* _Written task_: Find the lines holding the word "回顾与反思" and collect them.

* _Data rows_:
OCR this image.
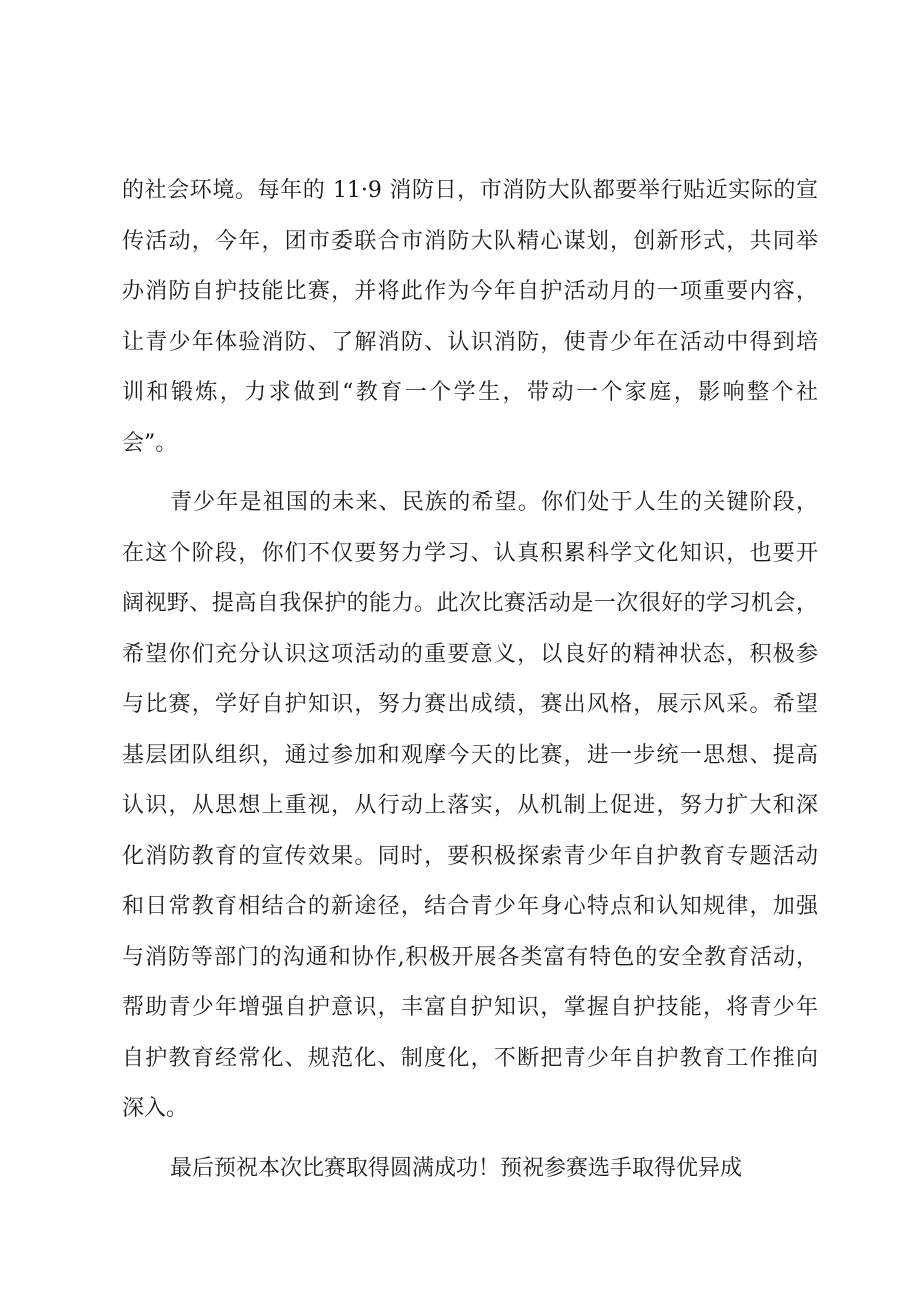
的社会环境。每年的 11·9 消防日，市消防大队都要举行贴近实际的宣
传活动，今年，团市委联合市消防大队精心谋划，创新形式，共同举
办消防自护技能比赛，并将此作为今年自护活动月的一项重要内容，
让青少年体验消防、了解消防、认识消防，使青少年在活动中得到培
训和锻炼，力求做到“教育一个学生，带动一个家庭，影响整个社
会”。
青少年是祖国的未来、民族的希望。你们处于人生的关键阶段，
在这个阶段，你们不仅要努力学习、认真积累科学文化知识，也要开
阔视野、提高自我保护的能力。此次比赛活动是一次很好的学习机会，
希望你们充分认识这项活动的重要意义，以良好的精神状态，积极参
与比赛，学好自护知识，努力赛出成绩，赛出风格，展示风采。希望
基层团队组织，通过参加和观摩今天的比赛，进一步统一思想、提高
认识，从思想上重视，从行动上落实，从机制上促进，努力扩大和深
化消防教育的宣传效果。同时，要积极探索青少年自护教育专题活动
和日常教育相结合的新途径，结合青少年身心特点和认知规律，加强
与消防等部门的沟通和协作,积极开展各类富有特色的安全教育活动，
帮助青少年增强自护意识，丰富自护知识，掌握自护技能，将青少年
自护教育经常化、规范化、制度化，不断把青少年自护教育工作推向
深入。
最后预祝本次比赛取得圆满成功！预祝参赛选手取得优异成
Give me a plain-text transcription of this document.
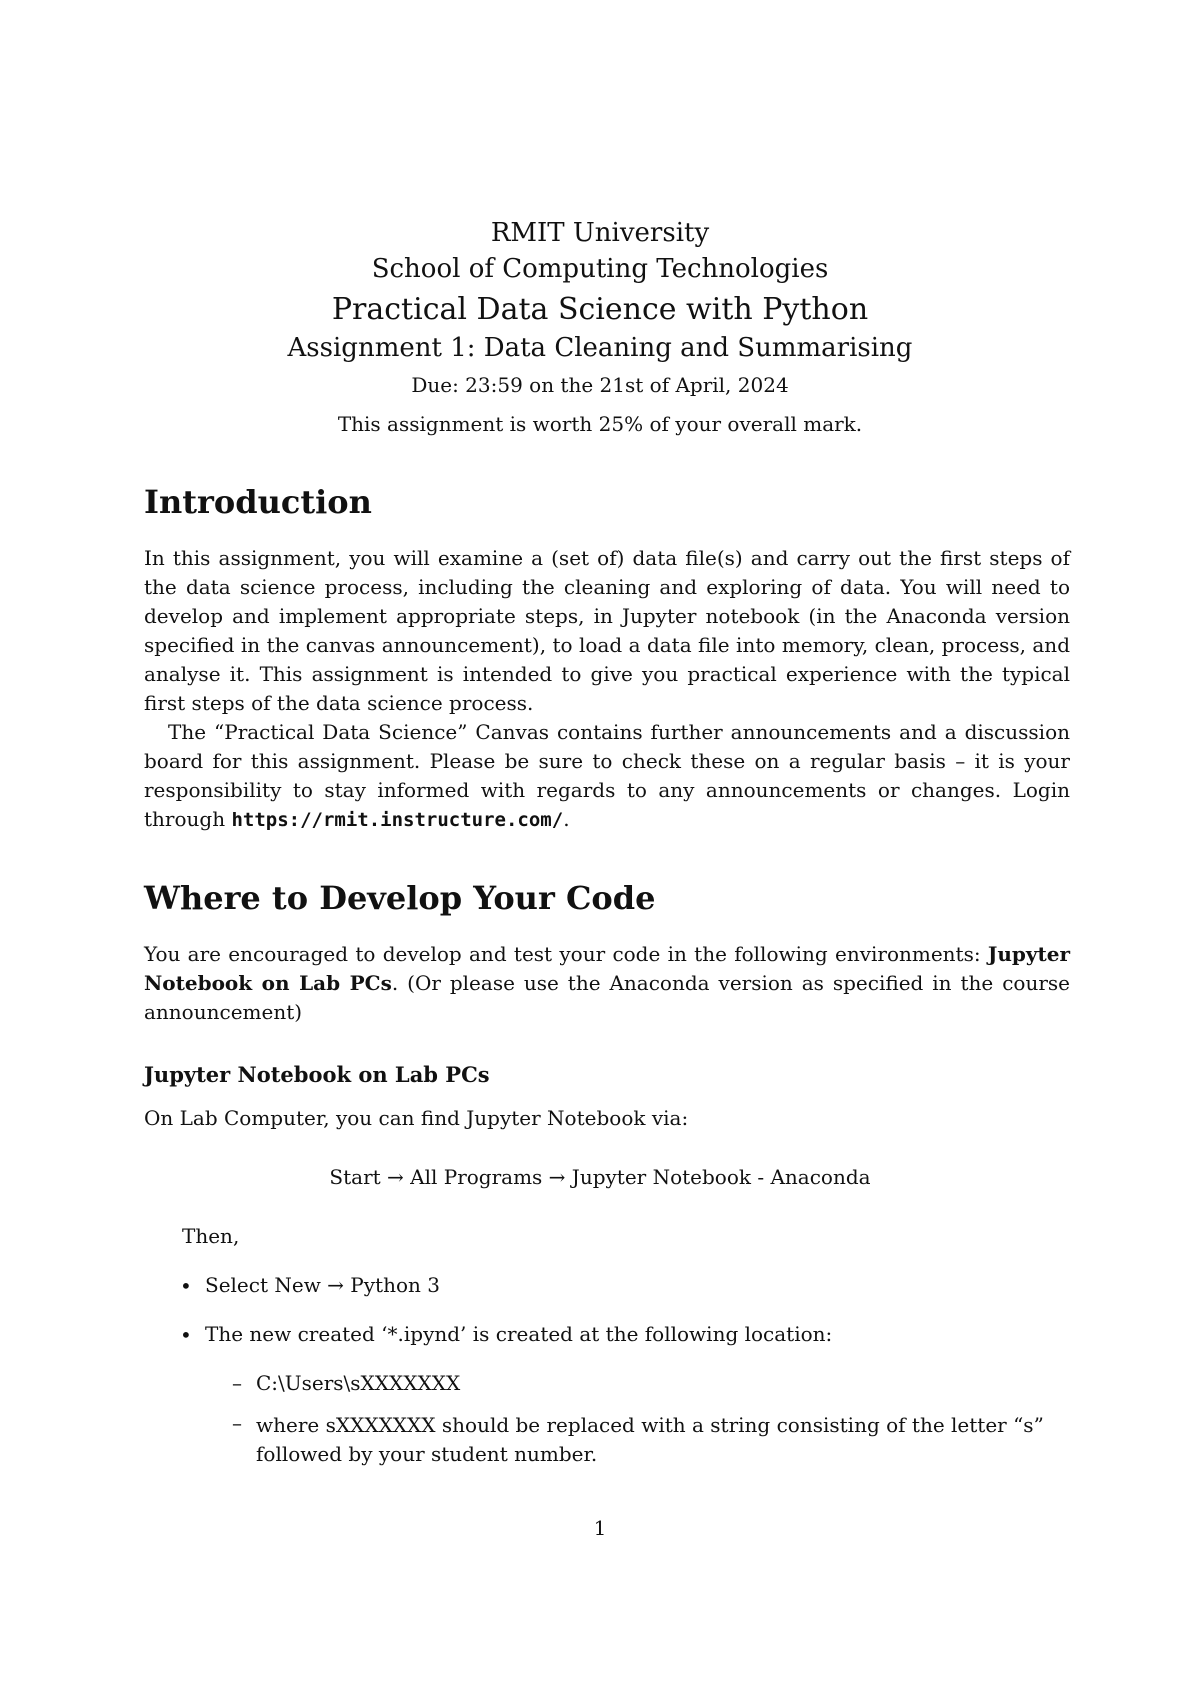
RMIT University
School of Computing Technologies
Practical Data Science with Python
Assignment 1: Data Cleaning and Summarising
Due: 23:59 on the 21st of April, 2024
This assignment is worth 25% of your overall mark.
Introduction

In this assignment, you will examine a (set of) data file(s) and carry out the first steps of the data science process, including the cleaning and exploring of data. You will need to develop and implement appropriate steps, in Jupyter notebook (in the Anaconda version specified in the canvas announcement), to load a data file into memory, clean, process, and analyse it. This assignment is intended to give you practical experience with the typical first steps of the data science process.

The “Practical Data Science” Canvas contains further announcements and a discussion board for this assignment. Please be sure to check these on a regular basis – it is your responsibility to stay informed with regards to any announcements or changes. Login through https://rmit.instructure.com/.

Where to Develop Your Code

You are encouraged to develop and test your code in the following environments: Jupyter Notebook on Lab PCs. (Or please use the Anaconda version as specified in the course announcement)

Jupyter Notebook on Lab PCs
On Lab Computer, you can find Jupyter Notebook via:
Start → All Programs → Jupyter Notebook - Anaconda
Then,
• Select New → Python 3
• The new created ‘*.ipynd’ is created at the following location:
– C:\Users\sXXXXXXX
– where sXXXXXXX should be replaced with a string consisting of the letter “s” followed by your student number.

1
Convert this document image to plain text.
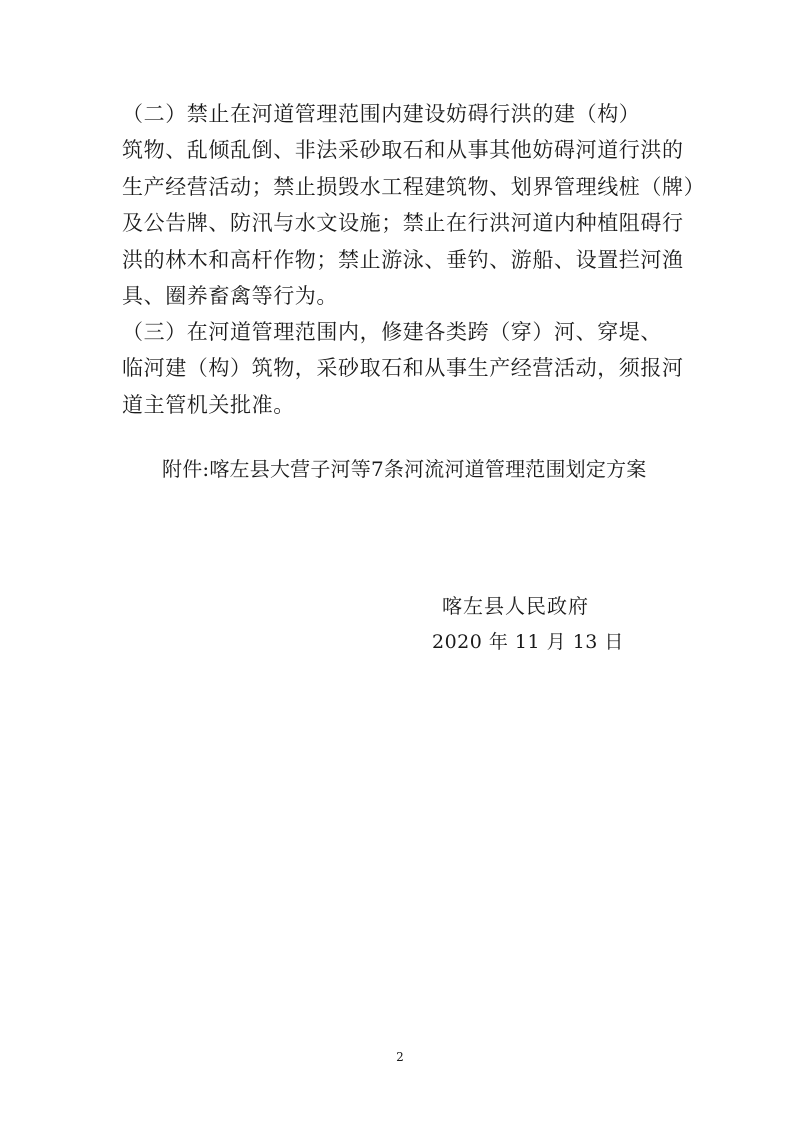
（二）禁止在河道管理范围内建设妨碍行洪的建（构）
筑物、乱倾乱倒、非法采砂取石和从事其他妨碍河道行洪的
生产经营活动；禁止损毁水工程建筑物、划界管理线桩（牌）
及公告牌、防汛与水文设施；禁止在行洪河道内种植阻碍行
洪的林木和高杆作物；禁止游泳、垂钓、游船、设置拦河渔
具、圈养畜禽等行为。
（三）在河道管理范围内，修建各类跨（穿）河、穿堤、
临河建（构）筑物，采砂取石和从事生产经营活动，须报河
道主管机关批准。
附件:喀左县大营子河等7条河流河道管理范围划定方案
喀左县人民政府
2020 年 11 月 13 日
2
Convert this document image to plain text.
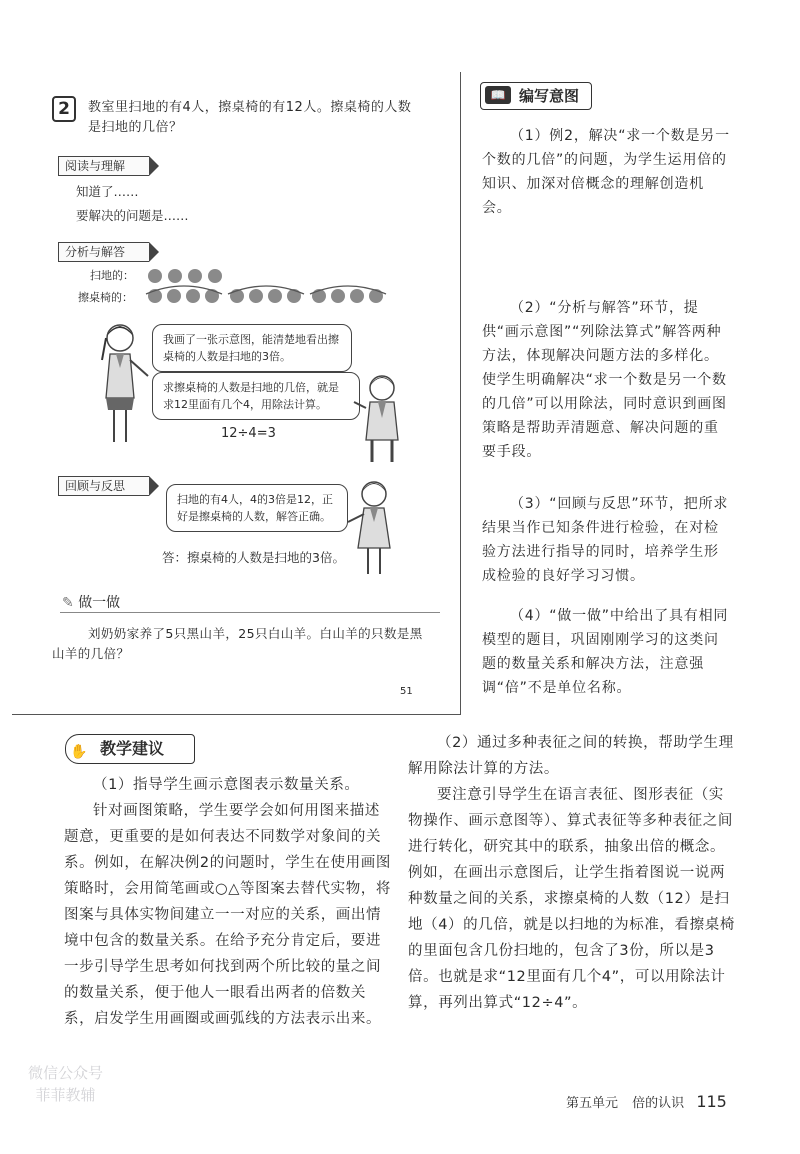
2	教室里扫地的有4人，擦桌椅的有12人。擦桌椅的人数
是扫地的几倍？
阅读与理解
知道了……
要解决的问题是……
分析与解答
扫地的：
擦桌椅的：
我画了一张示意图，能清楚地看出擦桌椅的人数是扫地的3倍。
求擦桌椅的人数是扫地的几倍，就是求12里面有几个4，用除法计算。
12÷4=3
回顾与反思
扫地的有4人，4的3倍是12，正好是擦桌椅的人数，解答正确。
答：擦桌椅的人数是扫地的3倍。
✎ 做一做
刘奶奶家养了5只黑山羊，25只白山羊。白山羊的只数是黑
山羊的几倍？
51
📖 编写意图
（1）例2，解决“求一个数是另一个数的几倍”的问题，为学生运用倍的知识、加深对倍概念的理解创造机会。
（2）“分析与解答”环节，提供“画示意图”“列除法算式”解答两种方法，体现解决问题方法的多样化。使学生明确解决“求一个数是另一个数的几倍”可以用除法，同时意识到画图策略是帮助弄清题意、解决问题的重要手段。
（3）“回顾与反思”环节，把所求结果当作已知条件进行检验，在对检验方法进行指导的同时，培养学生形成检验的良好学习习惯。
（4）“做一做”中给出了具有相同模型的题目，巩固刚刚学习的这类问题的数量关系和解决方法，注意强调“倍”不是单位名称。
✋ 教学建议
（1）指导学生画示意图表示数量关系。
针对画图策略，学生要学会如何用图来描述题意，更重要的是如何表达不同数学对象间的关系。例如，在解决例2的问题时，学生在使用画图策略时，会用简笔画或○△等图案去替代实物，将图案与具体实物间建立一一对应的关系，画出情境中包含的数量关系。在给予充分肯定后，要进一步引导学生思考如何找到两个所比较的量之间的数量关系，便于他人一眼看出两者的倍数关系，启发学生用画圈或画弧线的方法表示出来。
（2）通过多种表征之间的转换，帮助学生理解用除法计算的方法。
要注意引导学生在语言表征、图形表征（实物操作、画示意图等）、算式表征等多种表征之间进行转化，研究其中的联系，抽象出倍的概念。例如，在画出示意图后，让学生指着图说一说两种数量之间的关系，求擦桌椅的人数（12）是扫地（4）的几倍，就是以扫地的为标准，看擦桌椅的里面包含几份扫地的，包含了3份，所以是3倍。也就是求“12里面有几个4”，可以用除法计算，再列出算式“12÷4”。
第五单元 倍的认识 115
微信公众号
菲菲教辅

* _Reply to the task_:
回顾与反思
（3）“回顾与反思”环节，把所求结果当作已知条件进行检验，在对检验方法进行指导的同时，培养学生形成检验的良好学习习惯。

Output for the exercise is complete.